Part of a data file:
■ ■ ■ ■ ■ ■ ■

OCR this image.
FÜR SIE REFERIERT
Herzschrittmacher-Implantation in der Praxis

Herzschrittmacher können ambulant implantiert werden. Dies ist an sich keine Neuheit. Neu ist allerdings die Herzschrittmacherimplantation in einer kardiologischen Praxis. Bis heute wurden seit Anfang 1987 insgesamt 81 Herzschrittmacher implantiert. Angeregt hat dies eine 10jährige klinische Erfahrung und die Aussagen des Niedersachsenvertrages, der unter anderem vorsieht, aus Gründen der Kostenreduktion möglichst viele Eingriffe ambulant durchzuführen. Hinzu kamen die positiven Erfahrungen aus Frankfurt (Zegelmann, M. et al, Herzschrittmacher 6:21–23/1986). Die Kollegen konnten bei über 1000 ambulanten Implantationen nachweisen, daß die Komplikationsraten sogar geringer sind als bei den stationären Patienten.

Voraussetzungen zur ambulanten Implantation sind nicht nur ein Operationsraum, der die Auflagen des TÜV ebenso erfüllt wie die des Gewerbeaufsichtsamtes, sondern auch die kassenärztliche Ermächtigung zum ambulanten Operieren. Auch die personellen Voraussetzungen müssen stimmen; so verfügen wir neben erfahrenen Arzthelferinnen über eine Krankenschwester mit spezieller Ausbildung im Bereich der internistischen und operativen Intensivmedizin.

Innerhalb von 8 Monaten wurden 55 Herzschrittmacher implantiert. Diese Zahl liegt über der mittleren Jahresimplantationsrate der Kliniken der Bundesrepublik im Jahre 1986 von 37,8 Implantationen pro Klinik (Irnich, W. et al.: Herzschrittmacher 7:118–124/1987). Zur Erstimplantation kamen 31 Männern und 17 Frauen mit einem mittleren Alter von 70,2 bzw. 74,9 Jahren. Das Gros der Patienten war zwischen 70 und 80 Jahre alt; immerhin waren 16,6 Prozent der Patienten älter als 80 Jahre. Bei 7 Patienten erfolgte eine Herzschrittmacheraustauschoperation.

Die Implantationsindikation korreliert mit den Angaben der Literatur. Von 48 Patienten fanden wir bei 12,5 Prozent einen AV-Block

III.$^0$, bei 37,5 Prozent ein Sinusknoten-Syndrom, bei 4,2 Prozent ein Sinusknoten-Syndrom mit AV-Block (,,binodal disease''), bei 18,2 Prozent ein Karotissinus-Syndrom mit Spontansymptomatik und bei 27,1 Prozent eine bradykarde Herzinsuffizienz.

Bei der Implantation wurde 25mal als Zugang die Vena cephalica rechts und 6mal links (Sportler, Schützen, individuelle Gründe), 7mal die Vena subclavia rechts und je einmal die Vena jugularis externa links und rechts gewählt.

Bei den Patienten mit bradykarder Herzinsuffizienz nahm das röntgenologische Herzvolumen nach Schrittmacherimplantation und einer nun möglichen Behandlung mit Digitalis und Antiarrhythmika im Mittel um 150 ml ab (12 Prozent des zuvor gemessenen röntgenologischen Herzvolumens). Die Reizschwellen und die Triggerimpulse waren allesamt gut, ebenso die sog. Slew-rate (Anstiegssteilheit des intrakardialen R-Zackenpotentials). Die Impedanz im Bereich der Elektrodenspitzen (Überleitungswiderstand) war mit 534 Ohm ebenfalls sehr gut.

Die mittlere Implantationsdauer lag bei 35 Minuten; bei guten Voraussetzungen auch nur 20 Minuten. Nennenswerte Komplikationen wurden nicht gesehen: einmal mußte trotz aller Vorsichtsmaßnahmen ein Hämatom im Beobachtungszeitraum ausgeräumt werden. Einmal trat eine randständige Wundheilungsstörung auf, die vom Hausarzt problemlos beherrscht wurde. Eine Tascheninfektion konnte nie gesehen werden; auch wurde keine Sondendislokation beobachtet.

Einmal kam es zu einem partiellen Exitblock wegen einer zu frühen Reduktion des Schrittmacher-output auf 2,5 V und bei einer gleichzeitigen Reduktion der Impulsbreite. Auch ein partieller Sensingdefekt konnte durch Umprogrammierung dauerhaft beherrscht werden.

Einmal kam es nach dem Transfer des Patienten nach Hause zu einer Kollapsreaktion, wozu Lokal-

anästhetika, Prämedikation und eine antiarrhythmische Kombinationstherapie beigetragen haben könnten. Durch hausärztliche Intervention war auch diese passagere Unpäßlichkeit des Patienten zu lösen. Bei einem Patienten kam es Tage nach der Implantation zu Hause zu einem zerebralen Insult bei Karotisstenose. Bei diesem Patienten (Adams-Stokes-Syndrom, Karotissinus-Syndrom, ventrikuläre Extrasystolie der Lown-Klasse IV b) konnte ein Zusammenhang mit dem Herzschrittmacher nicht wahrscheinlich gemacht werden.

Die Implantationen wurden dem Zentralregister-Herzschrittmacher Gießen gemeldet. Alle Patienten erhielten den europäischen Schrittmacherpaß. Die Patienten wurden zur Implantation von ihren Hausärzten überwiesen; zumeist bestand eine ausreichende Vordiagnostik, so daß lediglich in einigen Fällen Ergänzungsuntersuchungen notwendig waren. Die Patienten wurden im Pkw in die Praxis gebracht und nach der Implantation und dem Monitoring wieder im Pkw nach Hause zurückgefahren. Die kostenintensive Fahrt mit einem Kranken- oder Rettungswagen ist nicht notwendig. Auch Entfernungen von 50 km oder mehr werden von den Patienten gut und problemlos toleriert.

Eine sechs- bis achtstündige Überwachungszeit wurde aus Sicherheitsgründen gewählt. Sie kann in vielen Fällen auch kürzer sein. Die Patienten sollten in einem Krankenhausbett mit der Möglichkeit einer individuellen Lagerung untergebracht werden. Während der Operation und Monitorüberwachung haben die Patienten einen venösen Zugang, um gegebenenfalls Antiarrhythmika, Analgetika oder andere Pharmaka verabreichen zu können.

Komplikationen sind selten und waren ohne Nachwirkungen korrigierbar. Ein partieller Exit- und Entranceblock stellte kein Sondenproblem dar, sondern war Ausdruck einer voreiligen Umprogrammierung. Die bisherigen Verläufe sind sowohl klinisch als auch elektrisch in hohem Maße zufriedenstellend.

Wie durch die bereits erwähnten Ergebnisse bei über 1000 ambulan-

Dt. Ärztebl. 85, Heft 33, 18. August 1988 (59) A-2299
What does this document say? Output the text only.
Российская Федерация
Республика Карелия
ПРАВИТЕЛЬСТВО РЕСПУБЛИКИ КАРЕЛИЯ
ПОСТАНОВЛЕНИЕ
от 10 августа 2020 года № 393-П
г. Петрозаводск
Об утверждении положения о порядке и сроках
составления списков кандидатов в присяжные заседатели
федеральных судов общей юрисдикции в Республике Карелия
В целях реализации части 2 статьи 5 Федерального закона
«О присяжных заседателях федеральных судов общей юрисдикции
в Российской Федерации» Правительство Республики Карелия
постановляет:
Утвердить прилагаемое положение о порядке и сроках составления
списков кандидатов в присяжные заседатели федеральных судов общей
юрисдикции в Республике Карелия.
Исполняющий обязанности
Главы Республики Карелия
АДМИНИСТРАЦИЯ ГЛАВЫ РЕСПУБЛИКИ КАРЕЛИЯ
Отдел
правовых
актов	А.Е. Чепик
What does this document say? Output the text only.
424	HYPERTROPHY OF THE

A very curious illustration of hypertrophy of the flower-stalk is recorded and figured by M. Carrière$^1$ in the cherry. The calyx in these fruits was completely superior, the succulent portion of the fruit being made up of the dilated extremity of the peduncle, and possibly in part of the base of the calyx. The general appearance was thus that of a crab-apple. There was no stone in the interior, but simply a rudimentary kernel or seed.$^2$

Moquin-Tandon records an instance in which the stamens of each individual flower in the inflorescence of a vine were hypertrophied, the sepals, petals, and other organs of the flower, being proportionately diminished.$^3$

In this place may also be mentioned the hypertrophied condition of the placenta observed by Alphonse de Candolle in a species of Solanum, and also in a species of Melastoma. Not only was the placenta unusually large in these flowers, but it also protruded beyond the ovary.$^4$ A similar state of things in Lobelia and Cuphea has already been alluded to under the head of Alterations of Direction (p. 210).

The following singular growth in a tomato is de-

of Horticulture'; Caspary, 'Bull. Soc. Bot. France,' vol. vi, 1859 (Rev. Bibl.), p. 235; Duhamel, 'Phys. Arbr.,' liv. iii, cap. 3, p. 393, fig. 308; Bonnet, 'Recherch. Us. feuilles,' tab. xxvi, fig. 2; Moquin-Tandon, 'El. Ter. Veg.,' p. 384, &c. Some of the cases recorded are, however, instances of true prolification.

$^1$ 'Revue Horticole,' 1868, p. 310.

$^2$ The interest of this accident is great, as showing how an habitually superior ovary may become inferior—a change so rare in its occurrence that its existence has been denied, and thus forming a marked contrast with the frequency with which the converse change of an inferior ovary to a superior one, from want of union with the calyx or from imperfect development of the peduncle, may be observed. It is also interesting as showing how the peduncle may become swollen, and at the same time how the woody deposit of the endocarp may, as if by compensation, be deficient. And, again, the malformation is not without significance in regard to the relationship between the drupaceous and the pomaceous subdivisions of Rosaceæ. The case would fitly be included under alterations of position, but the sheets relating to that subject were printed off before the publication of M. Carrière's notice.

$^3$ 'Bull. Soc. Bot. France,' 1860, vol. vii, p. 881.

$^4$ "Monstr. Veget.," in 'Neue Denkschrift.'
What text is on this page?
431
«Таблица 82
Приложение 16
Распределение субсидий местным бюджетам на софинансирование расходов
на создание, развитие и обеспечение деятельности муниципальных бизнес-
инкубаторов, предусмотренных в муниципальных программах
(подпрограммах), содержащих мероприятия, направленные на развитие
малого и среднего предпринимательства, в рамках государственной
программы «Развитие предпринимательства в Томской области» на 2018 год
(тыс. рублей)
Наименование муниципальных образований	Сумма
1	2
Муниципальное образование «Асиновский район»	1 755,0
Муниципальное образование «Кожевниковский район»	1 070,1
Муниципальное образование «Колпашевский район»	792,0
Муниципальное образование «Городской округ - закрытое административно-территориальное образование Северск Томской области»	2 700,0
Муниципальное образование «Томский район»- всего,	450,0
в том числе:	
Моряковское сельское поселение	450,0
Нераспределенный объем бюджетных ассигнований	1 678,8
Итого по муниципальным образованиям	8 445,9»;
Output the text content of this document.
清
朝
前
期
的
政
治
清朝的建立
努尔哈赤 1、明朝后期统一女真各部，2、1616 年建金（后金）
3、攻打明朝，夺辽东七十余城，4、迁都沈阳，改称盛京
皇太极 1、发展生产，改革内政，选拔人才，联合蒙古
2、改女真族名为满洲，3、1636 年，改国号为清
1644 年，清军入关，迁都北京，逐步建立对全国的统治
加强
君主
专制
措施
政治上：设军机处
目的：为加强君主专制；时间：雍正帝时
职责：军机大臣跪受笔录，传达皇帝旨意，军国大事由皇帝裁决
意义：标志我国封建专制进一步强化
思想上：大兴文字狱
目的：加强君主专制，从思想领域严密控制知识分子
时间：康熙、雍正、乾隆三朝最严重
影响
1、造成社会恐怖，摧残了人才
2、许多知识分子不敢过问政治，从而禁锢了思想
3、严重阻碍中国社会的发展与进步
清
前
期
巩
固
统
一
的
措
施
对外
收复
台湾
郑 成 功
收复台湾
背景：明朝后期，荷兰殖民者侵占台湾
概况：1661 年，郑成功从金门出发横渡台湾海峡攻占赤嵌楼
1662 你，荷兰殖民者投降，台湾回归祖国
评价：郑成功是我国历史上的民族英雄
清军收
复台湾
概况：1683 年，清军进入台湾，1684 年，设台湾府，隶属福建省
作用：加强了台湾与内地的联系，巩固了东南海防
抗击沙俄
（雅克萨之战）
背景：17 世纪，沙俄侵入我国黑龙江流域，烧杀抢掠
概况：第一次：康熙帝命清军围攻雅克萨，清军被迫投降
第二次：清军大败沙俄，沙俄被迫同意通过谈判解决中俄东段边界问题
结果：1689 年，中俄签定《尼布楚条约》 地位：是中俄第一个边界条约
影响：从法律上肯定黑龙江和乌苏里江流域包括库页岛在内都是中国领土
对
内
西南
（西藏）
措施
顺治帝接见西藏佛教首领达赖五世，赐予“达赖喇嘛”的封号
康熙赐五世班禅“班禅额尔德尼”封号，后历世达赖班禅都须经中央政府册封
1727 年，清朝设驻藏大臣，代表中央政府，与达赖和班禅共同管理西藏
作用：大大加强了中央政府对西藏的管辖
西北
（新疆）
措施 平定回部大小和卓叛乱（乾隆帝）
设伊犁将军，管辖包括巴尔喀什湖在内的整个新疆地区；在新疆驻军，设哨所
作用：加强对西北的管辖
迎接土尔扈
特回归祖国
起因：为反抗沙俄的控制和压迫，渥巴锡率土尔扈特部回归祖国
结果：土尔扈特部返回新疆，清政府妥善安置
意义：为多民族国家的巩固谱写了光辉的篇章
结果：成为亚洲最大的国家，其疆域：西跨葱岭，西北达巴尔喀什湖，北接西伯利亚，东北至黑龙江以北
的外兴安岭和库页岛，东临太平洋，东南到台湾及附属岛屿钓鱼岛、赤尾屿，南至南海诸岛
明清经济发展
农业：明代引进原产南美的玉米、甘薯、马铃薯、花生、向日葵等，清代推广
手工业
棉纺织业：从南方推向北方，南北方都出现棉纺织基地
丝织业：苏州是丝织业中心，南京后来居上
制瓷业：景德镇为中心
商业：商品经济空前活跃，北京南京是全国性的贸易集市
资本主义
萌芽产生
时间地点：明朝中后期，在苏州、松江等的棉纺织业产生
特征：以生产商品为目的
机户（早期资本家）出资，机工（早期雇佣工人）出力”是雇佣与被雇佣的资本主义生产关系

■ ■ ■ ■ ■ ■ ■

Instructions for the task: Read the data above and count the lines that include "муниципальных". Answer only with the count.

Result for this task: 3